[Begin Extracted information]

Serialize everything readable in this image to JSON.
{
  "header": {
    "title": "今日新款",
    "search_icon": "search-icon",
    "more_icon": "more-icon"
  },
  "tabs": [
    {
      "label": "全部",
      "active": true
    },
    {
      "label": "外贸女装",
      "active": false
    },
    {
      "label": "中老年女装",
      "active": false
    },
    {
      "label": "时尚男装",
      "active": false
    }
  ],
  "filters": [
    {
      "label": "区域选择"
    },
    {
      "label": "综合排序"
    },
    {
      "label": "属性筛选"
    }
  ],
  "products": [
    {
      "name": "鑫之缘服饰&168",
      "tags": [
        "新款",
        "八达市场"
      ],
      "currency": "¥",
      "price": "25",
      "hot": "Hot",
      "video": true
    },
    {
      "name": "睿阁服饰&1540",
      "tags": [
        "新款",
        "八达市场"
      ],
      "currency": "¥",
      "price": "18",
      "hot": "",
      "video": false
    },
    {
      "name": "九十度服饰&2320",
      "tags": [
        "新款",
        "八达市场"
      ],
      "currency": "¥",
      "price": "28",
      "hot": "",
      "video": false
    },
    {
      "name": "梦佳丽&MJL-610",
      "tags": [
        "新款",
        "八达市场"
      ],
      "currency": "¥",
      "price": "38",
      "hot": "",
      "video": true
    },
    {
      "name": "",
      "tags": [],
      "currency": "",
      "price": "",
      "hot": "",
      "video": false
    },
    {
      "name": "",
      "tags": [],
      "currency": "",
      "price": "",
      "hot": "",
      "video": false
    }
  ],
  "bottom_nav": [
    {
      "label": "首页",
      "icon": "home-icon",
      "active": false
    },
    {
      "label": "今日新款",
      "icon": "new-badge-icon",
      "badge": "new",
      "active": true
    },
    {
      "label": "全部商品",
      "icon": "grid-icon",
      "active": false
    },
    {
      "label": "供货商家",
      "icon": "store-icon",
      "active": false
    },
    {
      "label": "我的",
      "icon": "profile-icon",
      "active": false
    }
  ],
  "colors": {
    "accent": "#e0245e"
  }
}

[End Extracted information]

Every entry in the listing must be retyped exactly.

### Exercise answer
Serialize everything readable in this image to JSON.
{
  "header": {
    "title": "今日新款",
    "search_icon": "search-icon",
    "more_icon": "more-icon"
  },
  "tabs": [
    {
      "label": "全部",
      "active": true
    },
    {
      "label": "外贸女装",
      "active": false
    },
    {
      "label": "中老年女装",
      "active": false
    },
    {
      "label": "时尚男装",
      "active": false
    }
  ],
  "filters": [
    {
      "label": "区域选择"
    },
    {
      "label": "综合排序"
    },
    {
      "label": "属性筛选"
    }
  ],
  "products": [
    {
      "name": "鑫之缘服饰&168",
      "tags": [
        "新款",
        "八达市场"
      ],
      "currency": "¥",
      "price": "25",
      "hot": "Hot",
      "video": true
    },
    {
      "name": "睿阁服饰&1540",
      "tags": [
        "新款",
        "八达市场"
      ],
      "currency": "¥",
      "price": "18",
      "hot": "",
      "video": false
    },
    {
      "name": "九十度服饰&2320",
      "tags": [
        "新款",
        "八达市场"
      ],
      "currency": "¥",
      "price": "28",
      "hot": "",
      "video": false
    },
    {
      "name": "梦佳丽&MJL-610",
      "tags": [
        "新款",
        "八达市场"
      ],
      "currency": "¥",
      "price": "38",
      "hot": "",
      "video": true
    },
    {
      "name": "",
      "tags": [],
      "currency": "",
      "price": "",
      "hot": "",
      "video": false
    },
    {
      "name": "",
      "tags": [],
      "currency": "",
      "price": "",
      "hot": "",
      "video": false
    }
  ],
  "bottom_nav": [
    {
      "label": "首页",
      "icon": "home-icon",
      "active": false
    },
    {
      "label": "今日新款",
      "icon": "new-badge-icon",
      "badge": "new",
      "active": true
    },
    {
      "label": "全部商品",
      "icon": "grid-icon",
      "active": false
    },
    {
      "label": "供货商家",
      "icon": "store-icon",
      "active": false
    },
    {
      "label": "我的",
      "icon": "profile-icon",
      "active": false
    }
  ],
  "colors": {
    "accent": "#e0245e"
  }
}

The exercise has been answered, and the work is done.